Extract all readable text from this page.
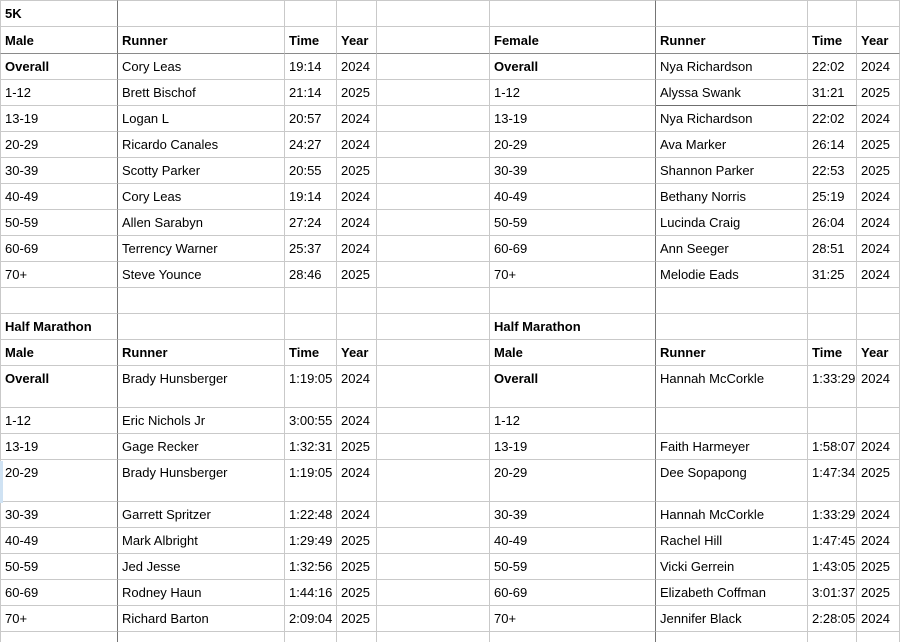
5K								
Male	Runner	Time	Year		Female	Runner	Time	Year
Overall	Cory Leas	19:14	2024		Overall	Nya Richardson	22:02	2024
1-12	Brett Bischof	21:14	2025		1-12	Alyssa Swank	31:21	2025
13-19	Logan L	20:57	2024		13-19	Nya Richardson	22:02	2024
20-29	Ricardo Canales	24:27	2024		20-29	Ava Marker	26:14	2025
30-39	Scotty Parker	20:55	2025		30-39	Shannon Parker	22:53	2025
40-49	Cory Leas	19:14	2024		40-49	Bethany Norris	25:19	2024
50-59	Allen Sarabyn	27:24	2024		50-59	Lucinda Craig	26:04	2024
60-69	Terrency Warner	25:37	2024		60-69	Ann Seeger	28:51	2024
70+	Steve Younce	28:46	2025		70+	Melodie Eads	31:25	2024

Half Marathon					Half Marathon			
Male	Runner	Time	Year		Male	Runner	Time	Year
Overall	Brady Hunsberger	1:19:05	2024		Overall	Hannah McCorkle	1:33:29	2024
1-12	Eric Nichols Jr	3:00:55	2024		1-12			
13-19	Gage Recker	1:32:31	2025		13-19	Faith Harmeyer	1:58:07	2024
20-29	Brady Hunsberger	1:19:05	2024		20-29	Dee Sopapong	1:47:34	2025
30-39	Garrett Spritzer	1:22:48	2024		30-39	Hannah McCorkle	1:33:29	2024
40-49	Mark Albright	1:29:49	2025		40-49	Rachel Hill	1:47:45	2024
50-59	Jed Jesse	1:32:56	2025		50-59	Vicki Gerrein	1:43:05	2025
60-69	Rodney Haun	1:44:16	2025		60-69	Elizabeth Coffman	3:01:37	2025
70+	Richard Barton	2:09:04	2025		70+	Jennifer Black	2:28:05	2024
━━━━━━━━
With the pictures left out, transcribe the material exactly.

Extract all readable text from this page.
5K								
Male	Runner	Time	Year		Female	Runner	Time	Year
Overall	Cory Leas	19:14	2024		Overall	Nya Richardson	22:02	2024
1-12	Brett Bischof	21:14	2025		1-12	Alyssa Swank	31:21	2025
13-19	Logan L	20:57	2024		13-19	Nya Richardson	22:02	2024
20-29	Ricardo Canales	24:27	2024		20-29	Ava Marker	26:14	2025
30-39	Scotty Parker	20:55	2025		30-39	Shannon Parker	22:53	2025
40-49	Cory Leas	19:14	2024		40-49	Bethany Norris	25:19	2024
50-59	Allen Sarabyn	27:24	2024		50-59	Lucinda Craig	26:04	2024
60-69	Terrency Warner	25:37	2024		60-69	Ann Seeger	28:51	2024
70+	Steve Younce	28:46	2025		70+	Melodie Eads	31:25	2024

Half Marathon					Half Marathon			
Male	Runner	Time	Year		Male	Runner	Time	Year
Overall	Brady Hunsberger	1:19:05	2024		Overall	Hannah McCorkle	1:33:29	2024
1-12	Eric Nichols Jr	3:00:55	2024		1-12			
13-19	Gage Recker	1:32:31	2025		13-19	Faith Harmeyer	1:58:07	2024
20-29	Brady Hunsberger	1:19:05	2024		20-29	Dee Sopapong	1:47:34	2025
30-39	Garrett Spritzer	1:22:48	2024		30-39	Hannah McCorkle	1:33:29	2024
40-49	Mark Albright	1:29:49	2025		40-49	Rachel Hill	1:47:45	2024
50-59	Jed Jesse	1:32:56	2025		50-59	Vicki Gerrein	1:43:05	2025
60-69	Rodney Haun	1:44:16	2025		60-69	Elizabeth Coffman	3:01:37	2025
70+	Richard Barton	2:09:04	2025		70+	Jennifer Black	2:28:05	2024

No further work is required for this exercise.